— Information given —
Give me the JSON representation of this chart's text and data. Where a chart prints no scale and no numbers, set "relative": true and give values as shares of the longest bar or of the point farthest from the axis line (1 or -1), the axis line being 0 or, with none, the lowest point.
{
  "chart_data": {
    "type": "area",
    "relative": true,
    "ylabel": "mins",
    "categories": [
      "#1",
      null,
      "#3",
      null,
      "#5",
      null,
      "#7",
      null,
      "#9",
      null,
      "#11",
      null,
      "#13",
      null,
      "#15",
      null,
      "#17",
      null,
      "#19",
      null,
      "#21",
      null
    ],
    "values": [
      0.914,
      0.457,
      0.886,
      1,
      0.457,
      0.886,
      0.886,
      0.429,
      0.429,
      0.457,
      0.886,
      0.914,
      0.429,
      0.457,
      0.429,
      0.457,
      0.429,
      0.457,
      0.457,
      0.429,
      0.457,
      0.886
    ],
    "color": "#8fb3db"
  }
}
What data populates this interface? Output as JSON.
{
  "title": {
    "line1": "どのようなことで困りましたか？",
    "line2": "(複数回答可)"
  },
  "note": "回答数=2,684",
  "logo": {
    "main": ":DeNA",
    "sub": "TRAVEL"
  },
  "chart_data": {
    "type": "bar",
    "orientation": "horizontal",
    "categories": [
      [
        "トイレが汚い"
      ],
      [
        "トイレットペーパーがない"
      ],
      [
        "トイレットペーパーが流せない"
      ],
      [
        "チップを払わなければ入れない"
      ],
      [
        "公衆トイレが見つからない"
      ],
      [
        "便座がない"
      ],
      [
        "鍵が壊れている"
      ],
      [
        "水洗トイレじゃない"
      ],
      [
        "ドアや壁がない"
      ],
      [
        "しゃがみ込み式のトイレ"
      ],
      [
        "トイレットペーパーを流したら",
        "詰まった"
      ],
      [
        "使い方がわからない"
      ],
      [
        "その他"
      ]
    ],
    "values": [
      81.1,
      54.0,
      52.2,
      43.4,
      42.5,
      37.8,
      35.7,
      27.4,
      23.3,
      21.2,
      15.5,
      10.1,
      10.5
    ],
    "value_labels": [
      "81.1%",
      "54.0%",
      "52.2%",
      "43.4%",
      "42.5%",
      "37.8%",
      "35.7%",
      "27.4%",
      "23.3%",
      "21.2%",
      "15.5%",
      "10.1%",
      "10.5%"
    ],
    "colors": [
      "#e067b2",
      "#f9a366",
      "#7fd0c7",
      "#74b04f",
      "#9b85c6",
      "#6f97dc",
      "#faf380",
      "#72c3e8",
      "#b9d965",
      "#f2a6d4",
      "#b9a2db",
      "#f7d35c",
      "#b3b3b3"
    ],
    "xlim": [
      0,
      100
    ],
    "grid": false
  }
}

— What you will do —
Tally how many lines in the material above hold the word "this". Write only that number.

— Written reply —
2